Figure record extracts
========================

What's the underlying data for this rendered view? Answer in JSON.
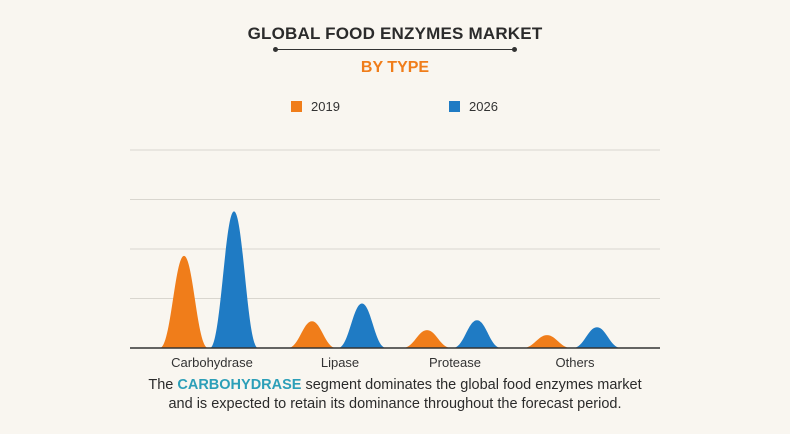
{
  "title": "GLOBAL FOOD ENZYMES MARKET",
  "subtitle": "BY TYPE",
  "footer": {
    "prefix": "The ",
    "highlight": "CARBOHYDRASE",
    "line1_rest": " segment dominates the global food enzymes market",
    "line2": "and is expected to retain its dominance throughout the forecast period."
  },
  "colors": {
    "series_2019": "#f07d1a",
    "series_2026": "#1f7bc4",
    "highlight": "#2c9fb8",
    "grid": "#d9d6cf"
  },
  "chart_data": {
    "type": "area",
    "title": "GLOBAL FOOD ENZYMES MARKET",
    "subtitle": "BY TYPE",
    "categories": [
      "Carbohydrase",
      "Lipase",
      "Protease",
      "Others"
    ],
    "series": [
      {
        "name": "2019",
        "values": [
          93,
          27,
          18,
          13
        ]
      },
      {
        "name": "2026",
        "values": [
          138,
          45,
          28,
          21
        ]
      }
    ],
    "ylim": [
      0,
      200
    ],
    "grid": true,
    "legend": "top-center",
    "xlabel": "",
    "ylabel": ""
  }
}
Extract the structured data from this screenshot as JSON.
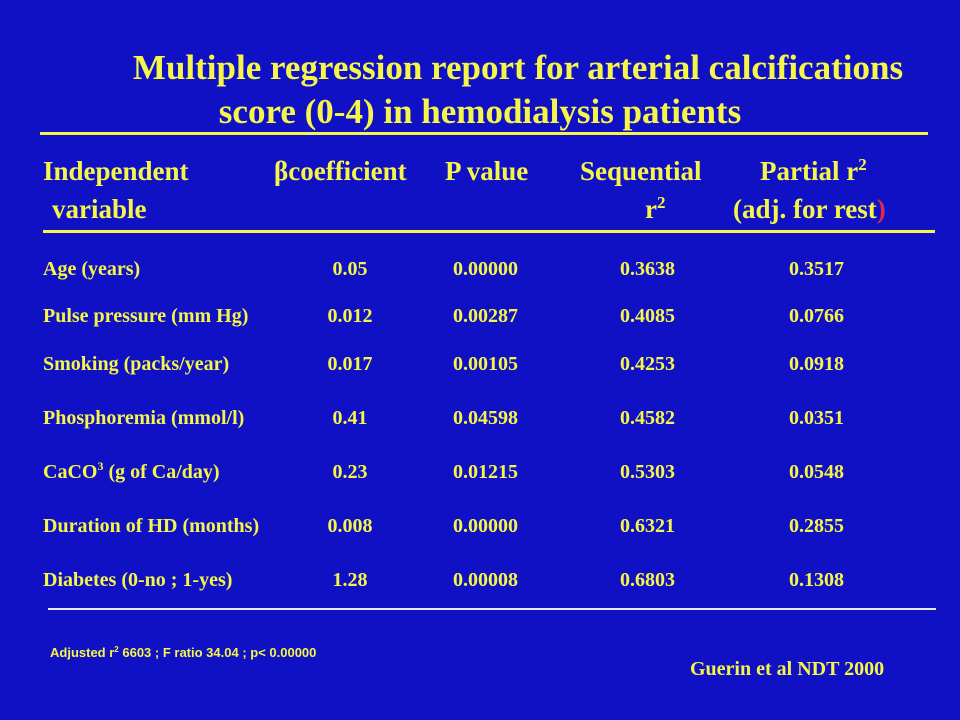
{
  "title": {
    "line1": "Multiple regression report for arterial calcifications",
    "line2": "score (0-4) in hemodialysis   patients"
  },
  "header": {
    "independent": "Independent",
    "variable": "variable",
    "beta_symbol": "β",
    "coefficient": "coefficient",
    "p_value": "P value",
    "sequential": "Sequential",
    "sequential_r": "r",
    "sequential_exp": "2",
    "partial": "Partial r",
    "partial_exp": "2",
    "adj": "(adj. for rest",
    "adj_paren": ")"
  },
  "rows": [
    {
      "variable": "Age (years)",
      "beta": "0.05",
      "p": "0.00000",
      "seq": "0.3638",
      "partial": "0.3517"
    },
    {
      "variable": "Pulse pressure (mm Hg)",
      "beta": "0.012",
      "p": "0.00287",
      "seq": "0.4085",
      "partial": "0.0766"
    },
    {
      "variable": "Smoking  (packs/year)",
      "beta": "0.017",
      "p": "0.00105",
      "seq": "0.4253",
      "partial": "0.0918"
    },
    {
      "variable": "Phosphoremia (mmol/l)",
      "beta": "0.41",
      "p": "0.04598",
      "seq": "0.4582",
      "partial": "0.0351"
    },
    {
      "variable_pre": "CaCO",
      "variable_sup": "3",
      "variable_post": " (g of Ca/day)",
      "beta": "0.23",
      "p": "0.01215",
      "seq": "0.5303",
      "partial": "0.0548"
    },
    {
      "variable": "Duration of HD (months)",
      "beta": "0.008",
      "p": "0.00000",
      "seq": "0.6321",
      "partial": "0.2855"
    },
    {
      "variable": "Diabetes (0-no ; 1-yes)",
      "beta": "1.28",
      "p": "0.00008",
      "seq": "0.6803",
      "partial": "0.1308"
    }
  ],
  "footnote": {
    "pre": "Adjusted r",
    "sup": "2",
    "post": " 6603 ; F ratio 34.04 ; p< 0.00000"
  },
  "citation": "Guerin et al NDT 2000",
  "colors": {
    "background": "#1010c4",
    "text": "#f5f54a",
    "accent": "#e0284a"
  }
}
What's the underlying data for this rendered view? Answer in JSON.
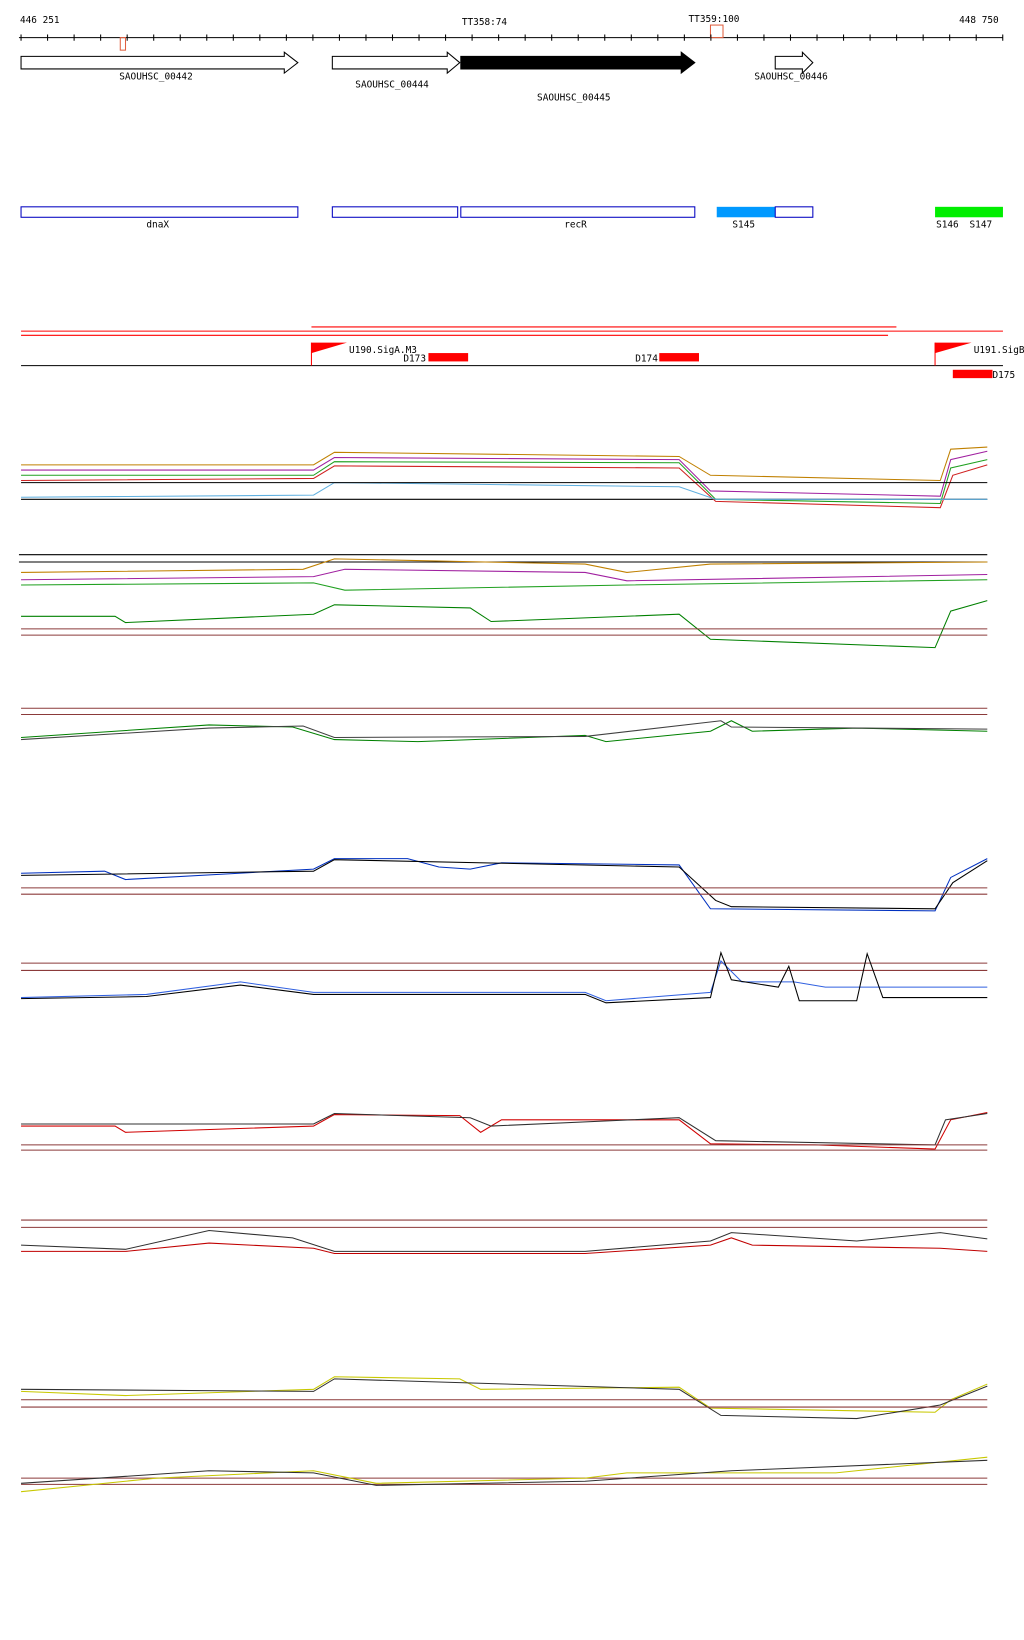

========================

Produce a verbatim copy of every entry, excluding pictures.

■ Answer box
What's the underlying data for this rendered view? Answer in JSON.
{
  "title": "GLOBAL FOOD ENZYMES MARKET",
  "subtitle": "BY TYPE",
  "footer": {
    "prefix": "The ",
    "highlight": "CARBOHYDRASE",
    "line1_rest": " segment dominates the global food enzymes market",
    "line2": "and is expected to retain its dominance throughout the forecast period."
  },
  "colors": {
    "series_2019": "#f07d1a",
    "series_2026": "#1f7bc4",
    "highlight": "#2c9fb8",
    "grid": "#d9d6cf"
  },
  "chart_data": {
    "type": "area",
    "title": "GLOBAL FOOD ENZYMES MARKET",
    "subtitle": "BY TYPE",
    "categories": [
      "Carbohydrase",
      "Lipase",
      "Protease",
      "Others"
    ],
    "series": [
      {
        "name": "2019",
        "values": [
          93,
          27,
          18,
          13
        ]
      },
      {
        "name": "2026",
        "values": [
          138,
          45,
          28,
          21
        ]
      }
    ],
    "ylim": [
      0,
      200
    ],
    "grid": true,
    "legend": "top-center",
    "xlabel": "",
    "ylabel": ""
  }
}
Extract the structured data from this screenshot as JSON.
{
  "title": {
    "line1": "Multiple regression report for arterial calcifications",
    "line2": "score (0-4) in hemodialysis   patients"
  },
  "header": {
    "independent": "Independent",
    "variable": "variable",
    "beta_symbol": "β",
    "coefficient": "coefficient",
    "p_value": "P value",
    "sequential": "Sequential",
    "sequential_r": "r",
    "sequential_exp": "2",
    "partial": "Partial r",
    "partial_exp": "2",
    "adj": "(adj. for rest",
    "adj_paren": ")"
  },
  "rows": [
    {
      "variable": "Age (years)",
      "beta": "0.05",
      "p": "0.00000",
      "seq": "0.3638",
      "partial": "0.3517"
    },
    {
      "variable": "Pulse pressure (mm Hg)",
      "beta": "0.012",
      "p": "0.00287",
      "seq": "0.4085",
      "partial": "0.0766"
    },
    {
      "variable": "Smoking  (packs/year)",
      "beta": "0.017",
      "p": "0.00105",
      "seq": "0.4253",
      "partial": "0.0918"
    },
    {
      "variable": "Phosphoremia (mmol/l)",
      "beta": "0.41",
      "p": "0.04598",
      "seq": "0.4582",
      "partial": "0.0351"
    },
    {
      "variable_pre": "CaCO",
      "variable_sup": "3",
      "variable_post": " (g of Ca/day)",
      "beta": "0.23",
      "p": "0.01215",
      "seq": "0.5303",
      "partial": "0.0548"
    },
    {
      "variable": "Duration of HD (months)",
      "beta": "0.008",
      "p": "0.00000",
      "seq": "0.6321",
      "partial": "0.2855"
    },
    {
      "variable": "Diabetes (0-no ; 1-yes)",
      "beta": "1.28",
      "p": "0.00008",
      "seq": "0.6803",
      "partial": "0.1308"
    }
  ],
  "footnote": {
    "pre": "Adjusted r",
    "sup": "2",
    "post": " 6603 ; F ratio 34.04 ; p< 0.00000"
  },
  "citation": "Guerin et al NDT 2000",
  "colors": {
    "background": "#1010c4",
    "text": "#f5f54a",
    "accent": "#e0284a"
  }
}
What's the underlying data for this rendered view? Answer in JSON.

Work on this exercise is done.